> [WRITTEN EXERCISE] Copy out every line that contains the word "different".

* begin RECORDS TO PROCESS *

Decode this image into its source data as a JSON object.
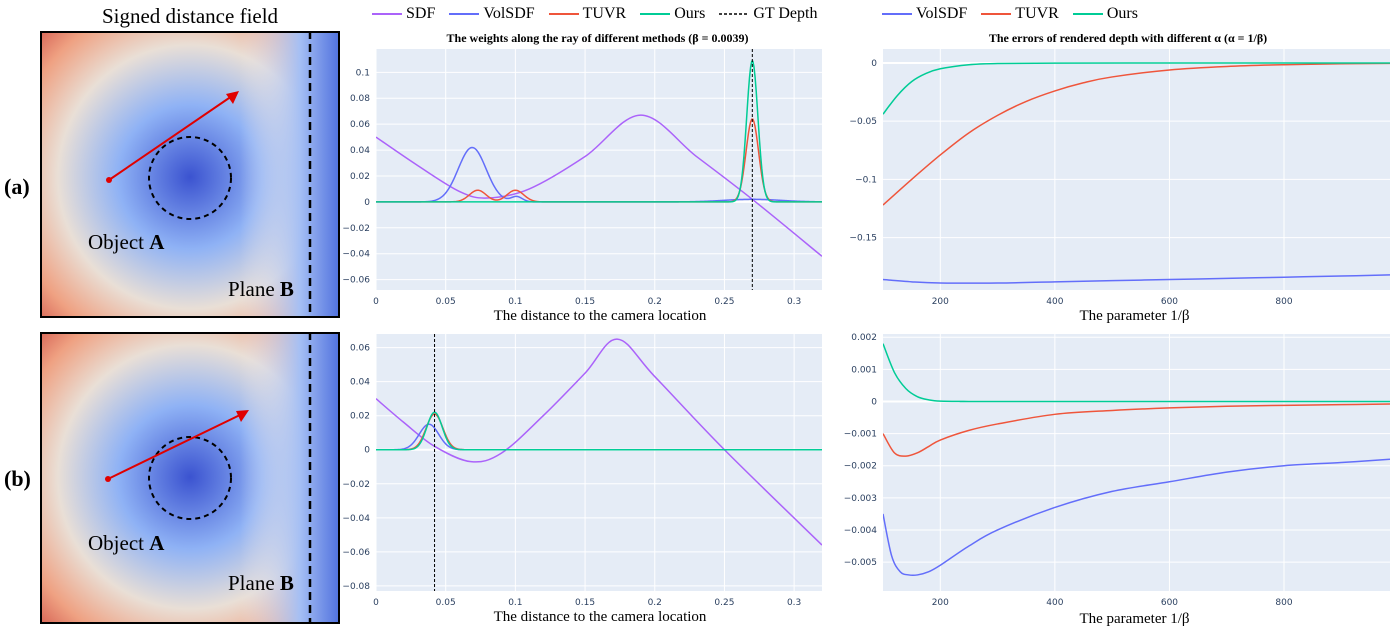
{
  "left_column": {
    "title": "Signed distance field",
    "row_a_label": "(a)",
    "row_b_label": "(b)",
    "object_label": "Object",
    "object_letter": "A",
    "plane_label": "Plane",
    "plane_letter": "B"
  },
  "middle_column": {
    "title": "The weights along the ray of different methods (β = 0.0039)",
    "xlabel": "The distance to the camera location",
    "legend": [
      {
        "name": "SDF",
        "color": "#ab63fa",
        "dash": false
      },
      {
        "name": "VolSDF",
        "color": "#636efa",
        "dash": false
      },
      {
        "name": "TUVR",
        "color": "#ef553b",
        "dash": false
      },
      {
        "name": "Ours",
        "color": "#00cc96",
        "dash": false
      },
      {
        "name": "GT Depth",
        "color": "#000000",
        "dash": true
      }
    ]
  },
  "right_column": {
    "title": "The errors of rendered depth with different α (α = 1/β)",
    "xlabel": "The parameter 1/β",
    "legend": [
      {
        "name": "VolSDF",
        "color": "#636efa"
      },
      {
        "name": "TUVR",
        "color": "#ef553b"
      },
      {
        "name": "Ours",
        "color": "#00cc96"
      }
    ]
  },
  "chart_data": [
    {
      "id": "weights_a",
      "type": "line",
      "xlim": [
        0,
        0.32
      ],
      "ylim": [
        -0.068,
        0.118
      ],
      "xticks": [
        0,
        0.05,
        0.1,
        0.15,
        0.2,
        0.25,
        0.3
      ],
      "xtick_labels": [
        "0",
        "0.05",
        "0.1",
        "0.15",
        "0.2",
        "0.25",
        "0.3"
      ],
      "yticks": [
        -0.06,
        -0.04,
        -0.02,
        0,
        0.02,
        0.04,
        0.06,
        0.08,
        0.1
      ],
      "ytick_labels": [
        "−0.06",
        "−0.04",
        "−0.02",
        "0",
        "0.02",
        "0.04",
        "0.06",
        "0.08",
        "0.1"
      ],
      "vline": 0.27,
      "series": [
        {
          "name": "SDF",
          "color": "#ab63fa",
          "x": [
            0,
            0.03,
            0.06,
            0.08,
            0.11,
            0.15,
            0.19,
            0.23,
            0.27,
            0.32
          ],
          "y": [
            0.05,
            0.028,
            0.008,
            0.003,
            0.01,
            0.035,
            0.067,
            0.035,
            0.002,
            -0.042
          ]
        },
        {
          "name": "VolSDF",
          "color": "#636efa",
          "peaks": [
            {
              "c": 0.069,
              "h": 0.042,
              "w": 0.01
            },
            {
              "c": 0.101,
              "h": 0.004,
              "w": 0.004
            },
            {
              "c": 0.27,
              "h": 0.002,
              "w": 0.02
            }
          ],
          "x": [
            0,
            0.32
          ]
        },
        {
          "name": "TUVR",
          "color": "#ef553b",
          "peaks": [
            {
              "c": 0.073,
              "h": 0.009,
              "w": 0.006
            },
            {
              "c": 0.1,
              "h": 0.009,
              "w": 0.006
            },
            {
              "c": 0.27,
              "h": 0.064,
              "w": 0.0045
            }
          ],
          "x": [
            0,
            0.32
          ]
        },
        {
          "name": "Ours",
          "color": "#00cc96",
          "peaks": [
            {
              "c": 0.27,
              "h": 0.109,
              "w": 0.004
            }
          ],
          "x": [
            0,
            0.32
          ]
        }
      ]
    },
    {
      "id": "weights_b",
      "type": "line",
      "xlim": [
        0,
        0.32
      ],
      "ylim": [
        -0.083,
        0.068
      ],
      "xticks": [
        0,
        0.05,
        0.1,
        0.15,
        0.2,
        0.25,
        0.3
      ],
      "xtick_labels": [
        "0",
        "0.05",
        "0.1",
        "0.15",
        "0.2",
        "0.25",
        "0.3"
      ],
      "yticks": [
        -0.08,
        -0.06,
        -0.04,
        -0.02,
        0,
        0.02,
        0.04,
        0.06
      ],
      "ytick_labels": [
        "−0.08",
        "−0.06",
        "−0.04",
        "−0.02",
        "0",
        "0.02",
        "0.04",
        "0.06"
      ],
      "vline": 0.042,
      "series": [
        {
          "name": "SDF",
          "color": "#ab63fa",
          "x": [
            0,
            0.02,
            0.042,
            0.068,
            0.09,
            0.12,
            0.15,
            0.173,
            0.2,
            0.25,
            0.32
          ],
          "y": [
            0.03,
            0.016,
            0.002,
            -0.007,
            -0.002,
            0.02,
            0.045,
            0.065,
            0.043,
            0.0,
            -0.056
          ]
        },
        {
          "name": "VolSDF",
          "color": "#636efa",
          "peaks": [
            {
              "c": 0.038,
              "h": 0.015,
              "w": 0.007
            }
          ],
          "x": [
            0,
            0.32
          ]
        },
        {
          "name": "TUVR",
          "color": "#ef553b",
          "peaks": [
            {
              "c": 0.042,
              "h": 0.021,
              "w": 0.006
            }
          ],
          "x": [
            0,
            0.32
          ]
        },
        {
          "name": "Ours",
          "color": "#00cc96",
          "peaks": [
            {
              "c": 0.042,
              "h": 0.022,
              "w": 0.0055
            }
          ],
          "x": [
            0,
            0.32
          ]
        }
      ]
    },
    {
      "id": "errors_a",
      "type": "line",
      "xlim": [
        100,
        985
      ],
      "ylim": [
        -0.195,
        0.012
      ],
      "xticks": [
        200,
        400,
        600,
        800
      ],
      "xtick_labels": [
        "200",
        "400",
        "600",
        "800"
      ],
      "yticks": [
        -0.15,
        -0.1,
        -0.05,
        0
      ],
      "ytick_labels": [
        "−0.15",
        "−0.1",
        "−0.05",
        "0"
      ],
      "series": [
        {
          "name": "VolSDF",
          "color": "#636efa",
          "x": [
            100,
            150,
            200,
            300,
            400,
            500,
            600,
            700,
            800,
            900,
            985
          ],
          "y": [
            -0.186,
            -0.188,
            -0.189,
            -0.189,
            -0.188,
            -0.187,
            -0.186,
            -0.185,
            -0.184,
            -0.183,
            -0.182
          ]
        },
        {
          "name": "TUVR",
          "color": "#ef553b",
          "x": [
            100,
            150,
            200,
            250,
            300,
            350,
            400,
            450,
            500,
            600,
            700,
            800,
            900,
            985
          ],
          "y": [
            -0.122,
            -0.1,
            -0.079,
            -0.06,
            -0.045,
            -0.033,
            -0.024,
            -0.017,
            -0.012,
            -0.006,
            -0.003,
            -0.0015,
            -0.0007,
            -0.0003
          ]
        },
        {
          "name": "Ours",
          "color": "#00cc96",
          "x": [
            100,
            125,
            150,
            175,
            200,
            250,
            300,
            400,
            600,
            800,
            985
          ],
          "y": [
            -0.044,
            -0.028,
            -0.016,
            -0.009,
            -0.005,
            -0.0015,
            -0.0005,
            -0.0001,
            0,
            0,
            0
          ]
        }
      ]
    },
    {
      "id": "errors_b",
      "type": "line",
      "xlim": [
        100,
        985
      ],
      "ylim": [
        -0.0059,
        0.0021
      ],
      "xticks": [
        200,
        400,
        600,
        800
      ],
      "xtick_labels": [
        "200",
        "400",
        "600",
        "800"
      ],
      "yticks": [
        -0.005,
        -0.004,
        -0.003,
        -0.002,
        -0.001,
        0,
        0.001,
        0.002
      ],
      "ytick_labels": [
        "−0.005",
        "−0.004",
        "−0.003",
        "−0.002",
        "−0.001",
        "0",
        "0.001",
        "0.002"
      ],
      "series": [
        {
          "name": "VolSDF",
          "color": "#636efa",
          "x": [
            100,
            115,
            130,
            145,
            160,
            180,
            200,
            250,
            300,
            400,
            500,
            600,
            700,
            800,
            900,
            985
          ],
          "y": [
            -0.0035,
            -0.0048,
            -0.0053,
            -0.0054,
            -0.0054,
            -0.0053,
            -0.0051,
            -0.0045,
            -0.004,
            -0.0033,
            -0.0028,
            -0.0025,
            -0.0022,
            -0.002,
            -0.0019,
            -0.0018
          ]
        },
        {
          "name": "TUVR",
          "color": "#ef553b",
          "x": [
            100,
            120,
            140,
            160,
            180,
            200,
            250,
            300,
            400,
            500,
            600,
            700,
            800,
            900,
            985
          ],
          "y": [
            -0.001,
            -0.0016,
            -0.0017,
            -0.0016,
            -0.0014,
            -0.0012,
            -0.0009,
            -0.0007,
            -0.0004,
            -0.00028,
            -0.0002,
            -0.00015,
            -0.00012,
            -0.0001,
            -8e-05
          ]
        },
        {
          "name": "Ours",
          "color": "#00cc96",
          "x": [
            100,
            120,
            140,
            160,
            180,
            200,
            250,
            300,
            985
          ],
          "y": [
            0.0018,
            0.0009,
            0.0004,
            0.00015,
            5e-05,
            1e-05,
            0,
            0,
            0
          ]
        }
      ]
    }
  ]
}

* end RECORDS TO PROCESS *

> [EXERCISE OUTPUT]
    "title": "The weights along the ray of different methods (β = 0.0039)",
    "title": "The errors of rendered depth with different α (α = 1/β)",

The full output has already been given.